[Start DATA PROVIDED]
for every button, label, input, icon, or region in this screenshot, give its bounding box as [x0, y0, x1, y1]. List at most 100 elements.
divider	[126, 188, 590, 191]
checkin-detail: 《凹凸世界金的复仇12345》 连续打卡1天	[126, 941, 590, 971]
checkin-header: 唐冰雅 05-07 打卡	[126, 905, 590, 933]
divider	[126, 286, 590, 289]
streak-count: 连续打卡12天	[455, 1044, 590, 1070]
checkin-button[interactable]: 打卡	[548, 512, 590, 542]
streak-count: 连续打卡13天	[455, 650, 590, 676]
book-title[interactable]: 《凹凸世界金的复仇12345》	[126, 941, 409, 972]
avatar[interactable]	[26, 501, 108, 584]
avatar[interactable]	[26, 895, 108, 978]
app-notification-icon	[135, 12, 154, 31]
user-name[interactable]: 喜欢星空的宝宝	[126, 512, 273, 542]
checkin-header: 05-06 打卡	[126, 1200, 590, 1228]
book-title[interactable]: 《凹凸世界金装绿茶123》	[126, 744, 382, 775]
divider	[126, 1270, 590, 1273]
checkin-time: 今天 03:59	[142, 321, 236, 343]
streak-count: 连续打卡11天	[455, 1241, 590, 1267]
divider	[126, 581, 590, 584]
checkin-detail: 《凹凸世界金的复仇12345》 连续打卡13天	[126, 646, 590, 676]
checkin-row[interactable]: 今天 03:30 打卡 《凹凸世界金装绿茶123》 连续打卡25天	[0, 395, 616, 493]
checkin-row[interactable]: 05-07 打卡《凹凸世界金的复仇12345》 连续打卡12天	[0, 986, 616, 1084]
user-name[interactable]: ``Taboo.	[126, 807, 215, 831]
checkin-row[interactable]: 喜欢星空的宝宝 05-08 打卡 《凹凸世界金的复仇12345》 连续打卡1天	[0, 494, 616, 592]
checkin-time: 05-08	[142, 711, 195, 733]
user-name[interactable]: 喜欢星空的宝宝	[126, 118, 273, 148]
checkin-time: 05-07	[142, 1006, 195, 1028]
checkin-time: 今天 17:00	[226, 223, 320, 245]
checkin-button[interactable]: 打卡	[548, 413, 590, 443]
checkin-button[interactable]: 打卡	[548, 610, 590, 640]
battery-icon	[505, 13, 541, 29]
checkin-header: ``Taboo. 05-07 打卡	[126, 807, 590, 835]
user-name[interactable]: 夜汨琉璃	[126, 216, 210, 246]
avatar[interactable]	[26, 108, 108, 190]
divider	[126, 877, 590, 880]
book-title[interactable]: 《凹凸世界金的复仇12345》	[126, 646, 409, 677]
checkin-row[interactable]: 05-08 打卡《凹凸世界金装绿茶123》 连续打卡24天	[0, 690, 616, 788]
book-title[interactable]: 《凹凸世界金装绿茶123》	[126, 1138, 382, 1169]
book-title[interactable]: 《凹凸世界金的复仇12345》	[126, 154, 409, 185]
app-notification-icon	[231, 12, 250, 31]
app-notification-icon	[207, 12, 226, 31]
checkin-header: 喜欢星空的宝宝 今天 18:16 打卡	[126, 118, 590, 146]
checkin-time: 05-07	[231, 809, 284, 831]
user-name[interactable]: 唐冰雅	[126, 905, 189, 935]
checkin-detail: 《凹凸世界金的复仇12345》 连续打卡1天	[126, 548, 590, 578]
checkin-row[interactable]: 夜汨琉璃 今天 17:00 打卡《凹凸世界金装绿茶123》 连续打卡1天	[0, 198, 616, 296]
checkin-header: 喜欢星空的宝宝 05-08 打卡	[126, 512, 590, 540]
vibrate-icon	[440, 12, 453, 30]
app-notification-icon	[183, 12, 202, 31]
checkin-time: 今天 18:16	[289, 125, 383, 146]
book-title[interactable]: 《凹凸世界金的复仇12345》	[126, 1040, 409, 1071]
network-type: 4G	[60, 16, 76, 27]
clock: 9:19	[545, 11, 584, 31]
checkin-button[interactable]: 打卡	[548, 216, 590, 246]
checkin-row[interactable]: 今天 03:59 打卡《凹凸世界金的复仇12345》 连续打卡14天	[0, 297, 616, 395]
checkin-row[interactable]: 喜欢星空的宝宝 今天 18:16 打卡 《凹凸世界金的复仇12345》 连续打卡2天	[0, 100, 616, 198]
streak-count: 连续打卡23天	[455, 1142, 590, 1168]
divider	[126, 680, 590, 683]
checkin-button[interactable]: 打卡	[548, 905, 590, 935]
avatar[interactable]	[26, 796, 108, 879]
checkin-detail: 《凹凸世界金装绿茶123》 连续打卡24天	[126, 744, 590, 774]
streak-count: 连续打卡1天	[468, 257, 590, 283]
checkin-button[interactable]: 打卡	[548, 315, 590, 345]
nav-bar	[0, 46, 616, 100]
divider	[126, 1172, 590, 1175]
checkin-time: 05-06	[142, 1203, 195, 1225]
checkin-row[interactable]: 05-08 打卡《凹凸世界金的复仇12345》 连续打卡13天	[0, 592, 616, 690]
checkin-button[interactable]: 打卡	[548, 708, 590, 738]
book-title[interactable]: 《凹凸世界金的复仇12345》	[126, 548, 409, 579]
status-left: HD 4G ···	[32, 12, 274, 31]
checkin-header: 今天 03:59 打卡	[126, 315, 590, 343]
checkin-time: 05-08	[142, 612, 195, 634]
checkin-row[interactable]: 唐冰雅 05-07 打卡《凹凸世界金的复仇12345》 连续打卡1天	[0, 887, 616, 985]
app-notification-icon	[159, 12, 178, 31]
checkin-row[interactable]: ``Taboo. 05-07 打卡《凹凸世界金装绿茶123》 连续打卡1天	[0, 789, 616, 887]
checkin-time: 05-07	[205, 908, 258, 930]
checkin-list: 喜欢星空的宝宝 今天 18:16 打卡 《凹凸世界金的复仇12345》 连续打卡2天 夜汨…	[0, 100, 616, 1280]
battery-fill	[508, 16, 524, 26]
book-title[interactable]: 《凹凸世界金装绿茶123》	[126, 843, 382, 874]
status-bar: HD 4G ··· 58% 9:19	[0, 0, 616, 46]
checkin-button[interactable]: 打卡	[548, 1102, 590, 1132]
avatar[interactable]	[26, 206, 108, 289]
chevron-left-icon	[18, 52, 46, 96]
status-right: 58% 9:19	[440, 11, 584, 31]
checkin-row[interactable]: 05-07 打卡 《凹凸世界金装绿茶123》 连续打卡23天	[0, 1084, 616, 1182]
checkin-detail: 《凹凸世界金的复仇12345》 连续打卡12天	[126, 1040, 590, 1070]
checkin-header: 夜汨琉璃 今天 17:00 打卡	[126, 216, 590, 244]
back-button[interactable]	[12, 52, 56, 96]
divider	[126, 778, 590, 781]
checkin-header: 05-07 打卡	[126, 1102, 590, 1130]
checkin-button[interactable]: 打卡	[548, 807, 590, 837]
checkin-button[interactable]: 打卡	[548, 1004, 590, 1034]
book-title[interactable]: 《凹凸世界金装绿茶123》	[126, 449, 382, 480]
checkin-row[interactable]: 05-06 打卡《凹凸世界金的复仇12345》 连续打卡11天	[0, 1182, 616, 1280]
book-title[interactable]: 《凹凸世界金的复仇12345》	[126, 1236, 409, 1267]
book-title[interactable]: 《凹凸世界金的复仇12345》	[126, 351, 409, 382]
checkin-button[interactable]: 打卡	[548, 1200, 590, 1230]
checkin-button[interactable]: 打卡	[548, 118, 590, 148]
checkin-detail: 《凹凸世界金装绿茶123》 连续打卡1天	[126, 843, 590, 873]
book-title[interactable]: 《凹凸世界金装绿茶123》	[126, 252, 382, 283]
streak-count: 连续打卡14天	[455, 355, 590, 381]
[End DATA PROVIDED]
PROBLEM
Copy out every line of the data above without changing a single character.

EXERCISE RESPONSE
for every button, label, input, icon, or region in this screenshot, give its bounding box as [x0, y0, x1, y1]. List at most 100 elements.
divider	[126, 188, 590, 191]
checkin-detail: 《凹凸世界金的复仇12345》 连续打卡1天	[126, 941, 590, 971]
checkin-header: 唐冰雅 05-07 打卡	[126, 905, 590, 933]
divider	[126, 286, 590, 289]
streak-count: 连续打卡12天	[455, 1044, 590, 1070]
checkin-button[interactable]: 打卡	[548, 512, 590, 542]
streak-count: 连续打卡13天	[455, 650, 590, 676]
book-title[interactable]: 《凹凸世界金的复仇12345》	[126, 941, 409, 972]
avatar[interactable]	[26, 501, 108, 584]
avatar[interactable]	[26, 895, 108, 978]
app-notification-icon	[135, 12, 154, 31]
user-name[interactable]: 喜欢星空的宝宝	[126, 512, 273, 542]
checkin-header: 05-06 打卡	[126, 1200, 590, 1228]
book-title[interactable]: 《凹凸世界金装绿茶123》	[126, 744, 382, 775]
divider	[126, 1270, 590, 1273]
checkin-time: 今天 03:59	[142, 321, 236, 343]
streak-count: 连续打卡11天	[455, 1241, 590, 1267]
divider	[126, 581, 590, 584]
checkin-detail: 《凹凸世界金的复仇12345》 连续打卡13天	[126, 646, 590, 676]
checkin-row[interactable]: 今天 03:30 打卡 《凹凸世界金装绿茶123》 连续打卡25天	[0, 395, 616, 493]
checkin-row[interactable]: 05-07 打卡《凹凸世界金的复仇12345》 连续打卡12天	[0, 986, 616, 1084]
user-name[interactable]: ``Taboo.	[126, 807, 215, 831]
checkin-row[interactable]: 喜欢星空的宝宝 05-08 打卡 《凹凸世界金的复仇12345》 连续打卡1天	[0, 494, 616, 592]
checkin-time: 05-08	[142, 711, 195, 733]
user-name[interactable]: 喜欢星空的宝宝	[126, 118, 273, 148]
checkin-time: 05-07	[142, 1006, 195, 1028]
checkin-time: 今天 17:00	[226, 223, 320, 245]
checkin-button[interactable]: 打卡	[548, 413, 590, 443]
checkin-button[interactable]: 打卡	[548, 610, 590, 640]
battery-icon	[505, 13, 541, 29]
checkin-header: ``Taboo. 05-07 打卡	[126, 807, 590, 835]
user-name[interactable]: 夜汨琉璃	[126, 216, 210, 246]
avatar[interactable]	[26, 108, 108, 190]
divider	[126, 877, 590, 880]
book-title[interactable]: 《凹凸世界金的复仇12345》	[126, 646, 409, 677]
checkin-row[interactable]: 05-08 打卡《凹凸世界金装绿茶123》 连续打卡24天	[0, 690, 616, 788]
book-title[interactable]: 《凹凸世界金装绿茶123》	[126, 1138, 382, 1169]
book-title[interactable]: 《凹凸世界金的复仇12345》	[126, 154, 409, 185]
app-notification-icon	[231, 12, 250, 31]
app-notification-icon	[207, 12, 226, 31]
checkin-header: 喜欢星空的宝宝 今天 18:16 打卡	[126, 118, 590, 146]
checkin-time: 05-07	[231, 809, 284, 831]
user-name[interactable]: 唐冰雅	[126, 905, 189, 935]
checkin-detail: 《凹凸世界金的复仇12345》 连续打卡1天	[126, 548, 590, 578]
checkin-row[interactable]: 夜汨琉璃 今天 17:00 打卡《凹凸世界金装绿茶123》 连续打卡1天	[0, 198, 616, 296]
checkin-header: 喜欢星空的宝宝 05-08 打卡	[126, 512, 590, 540]
vibrate-icon	[440, 12, 453, 30]
app-notification-icon	[183, 12, 202, 31]
checkin-time: 今天 18:16	[289, 125, 383, 146]
book-title[interactable]: 《凹凸世界金的复仇12345》	[126, 1040, 409, 1071]
network-type: 4G	[60, 16, 76, 27]
clock: 9:19	[545, 11, 584, 31]
checkin-button[interactable]: 打卡	[548, 216, 590, 246]
checkin-row[interactable]: 今天 03:59 打卡《凹凸世界金的复仇12345》 连续打卡14天	[0, 297, 616, 395]
checkin-row[interactable]: 喜欢星空的宝宝 今天 18:16 打卡 《凹凸世界金的复仇12345》 连续打卡2天	[0, 100, 616, 198]
streak-count: 连续打卡23天	[455, 1142, 590, 1168]
divider	[126, 680, 590, 683]
checkin-button[interactable]: 打卡	[548, 905, 590, 935]
avatar[interactable]	[26, 796, 108, 879]
checkin-detail: 《凹凸世界金装绿茶123》 连续打卡24天	[126, 744, 590, 774]
streak-count: 连续打卡1天	[468, 257, 590, 283]
checkin-button[interactable]: 打卡	[548, 315, 590, 345]
nav-bar	[0, 46, 616, 100]
divider	[126, 1172, 590, 1175]
checkin-time: 05-06	[142, 1203, 195, 1225]
checkin-row[interactable]: 05-08 打卡《凹凸世界金的复仇12345》 连续打卡13天	[0, 592, 616, 690]
checkin-button[interactable]: 打卡	[548, 708, 590, 738]
book-title[interactable]: 《凹凸世界金的复仇12345》	[126, 548, 409, 579]
status-left: HD 4G ···	[32, 12, 274, 31]
checkin-header: 今天 03:59 打卡	[126, 315, 590, 343]
checkin-time: 05-08	[142, 612, 195, 634]
checkin-row[interactable]: 唐冰雅 05-07 打卡《凹凸世界金的复仇12345》 连续打卡1天	[0, 887, 616, 985]
app-notification-icon	[159, 12, 178, 31]
checkin-row[interactable]: ``Taboo. 05-07 打卡《凹凸世界金装绿茶123》 连续打卡1天	[0, 789, 616, 887]
checkin-time: 05-07	[205, 908, 258, 930]
checkin-list: 喜欢星空的宝宝 今天 18:16 打卡 《凹凸世界金的复仇12345》 连续打卡2天 夜汨…	[0, 100, 616, 1280]
battery-fill	[508, 16, 524, 26]
book-title[interactable]: 《凹凸世界金装绿茶123》	[126, 843, 382, 874]
status-bar: HD 4G ··· 58% 9:19	[0, 0, 616, 46]
checkin-button[interactable]: 打卡	[548, 1102, 590, 1132]
avatar[interactable]	[26, 206, 108, 289]
chevron-left-icon	[18, 52, 46, 96]
status-right: 58% 9:19	[440, 11, 584, 31]
checkin-row[interactable]: 05-07 打卡 《凹凸世界金装绿茶123》 连续打卡23天	[0, 1084, 616, 1182]
checkin-detail: 《凹凸世界金的复仇12345》 连续打卡12天	[126, 1040, 590, 1070]
checkin-header: 夜汨琉璃 今天 17:00 打卡	[126, 216, 590, 244]
back-button[interactable]	[12, 52, 56, 96]
divider	[126, 778, 590, 781]
checkin-header: 05-07 打卡	[126, 1102, 590, 1130]
checkin-button[interactable]: 打卡	[548, 807, 590, 837]
checkin-button[interactable]: 打卡	[548, 1004, 590, 1034]
book-title[interactable]: 《凹凸世界金装绿茶123》	[126, 449, 382, 480]
checkin-row[interactable]: 05-06 打卡《凹凸世界金的复仇12345》 连续打卡11天	[0, 1182, 616, 1280]
book-title[interactable]: 《凹凸世界金的复仇12345》	[126, 1236, 409, 1267]
book-title[interactable]: 《凹凸世界金的复仇12345》	[126, 351, 409, 382]
checkin-button[interactable]: 打卡	[548, 1200, 590, 1230]
checkin-button[interactable]: 打卡	[548, 118, 590, 148]
checkin-detail: 《凹凸世界金装绿茶123》 连续打卡1天	[126, 843, 590, 873]
book-title[interactable]: 《凹凸世界金装绿茶123》	[126, 252, 382, 283]
streak-count: 连续打卡14天	[455, 355, 590, 381]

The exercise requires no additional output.